━━━━━ RECORDS FOR PROCESSING ━━━━━
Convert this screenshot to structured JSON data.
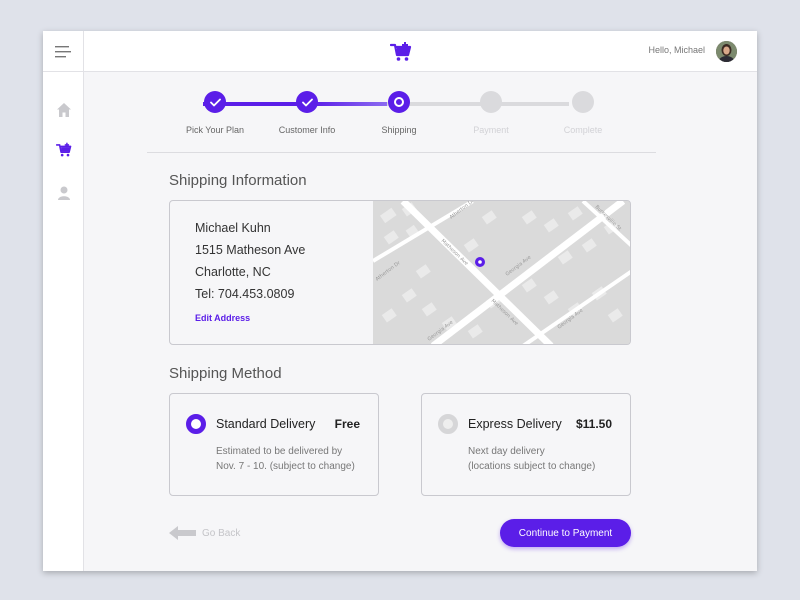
{
  "header": {
    "greeting": "Hello, Michael"
  },
  "icons": {
    "menu": "hamburger-menu-icon",
    "brand": "shopping-cart-icon",
    "sidebar": [
      "home-icon",
      "shopping-cart-icon",
      "user-icon"
    ]
  },
  "steps": [
    {
      "label": "Pick Your Plan",
      "state": "done"
    },
    {
      "label": "Customer Info",
      "state": "done"
    },
    {
      "label": "Shipping",
      "state": "current"
    },
    {
      "label": "Payment",
      "state": "upcoming"
    },
    {
      "label": "Complete",
      "state": "upcoming"
    }
  ],
  "shipping_info": {
    "title": "Shipping Information",
    "name": "Michael Kuhn",
    "street": "1515 Matheson Ave",
    "city": "Charlotte, NC",
    "phone": "Tel: 704.453.0809",
    "edit_label": "Edit Address"
  },
  "map": {
    "streets": [
      "Matheson Ave",
      "Georgia Ave",
      "Atherton Dr",
      "Burkesville St"
    ]
  },
  "shipping_method": {
    "title": "Shipping Method",
    "options": [
      {
        "name": "Standard Delivery",
        "price": "Free",
        "desc_line1": "Estimated to be delivered by",
        "desc_line2": "Nov. 7 - 10. (subject to change)",
        "selected": true
      },
      {
        "name": "Express Delivery",
        "price": "$11.50",
        "desc_line1": "Next day delivery",
        "desc_line2": "(locations subject to change)",
        "selected": false
      }
    ]
  },
  "nav": {
    "back_label": "Go Back",
    "continue_label": "Continue to Payment"
  },
  "colors": {
    "accent": "#5b1ee8",
    "inactive": "#dadadd"
  }
}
━━━━━
* **WHAT IS ASKED**: The records above are to be quoted exactly, with all pictures left out.

* **IN RESPONSE**:
Convert this screenshot to structured JSON data.
{
  "header": {
    "greeting": "Hello, Michael"
  },
  "icons": {
    "menu": "hamburger-menu-icon",
    "brand": "shopping-cart-icon",
    "sidebar": [
      "home-icon",
      "shopping-cart-icon",
      "user-icon"
    ]
  },
  "steps": [
    {
      "label": "Pick Your Plan",
      "state": "done"
    },
    {
      "label": "Customer Info",
      "state": "done"
    },
    {
      "label": "Shipping",
      "state": "current"
    },
    {
      "label": "Payment",
      "state": "upcoming"
    },
    {
      "label": "Complete",
      "state": "upcoming"
    }
  ],
  "shipping_info": {
    "title": "Shipping Information",
    "name": "Michael Kuhn",
    "street": "1515 Matheson Ave",
    "city": "Charlotte, NC",
    "phone": "Tel: 704.453.0809",
    "edit_label": "Edit Address"
  },
  "map": {
    "streets": [
      "Matheson Ave",
      "Georgia Ave",
      "Atherton Dr",
      "Burkesville St"
    ]
  },
  "shipping_method": {
    "title": "Shipping Method",
    "options": [
      {
        "name": "Standard Delivery",
        "price": "Free",
        "desc_line1": "Estimated to be delivered by",
        "desc_line2": "Nov. 7 - 10. (subject to change)",
        "selected": true
      },
      {
        "name": "Express Delivery",
        "price": "$11.50",
        "desc_line1": "Next day delivery",
        "desc_line2": "(locations subject to change)",
        "selected": false
      }
    ]
  },
  "nav": {
    "back_label": "Go Back",
    "continue_label": "Continue to Payment"
  },
  "colors": {
    "accent": "#5b1ee8",
    "inactive": "#dadadd"
  }
}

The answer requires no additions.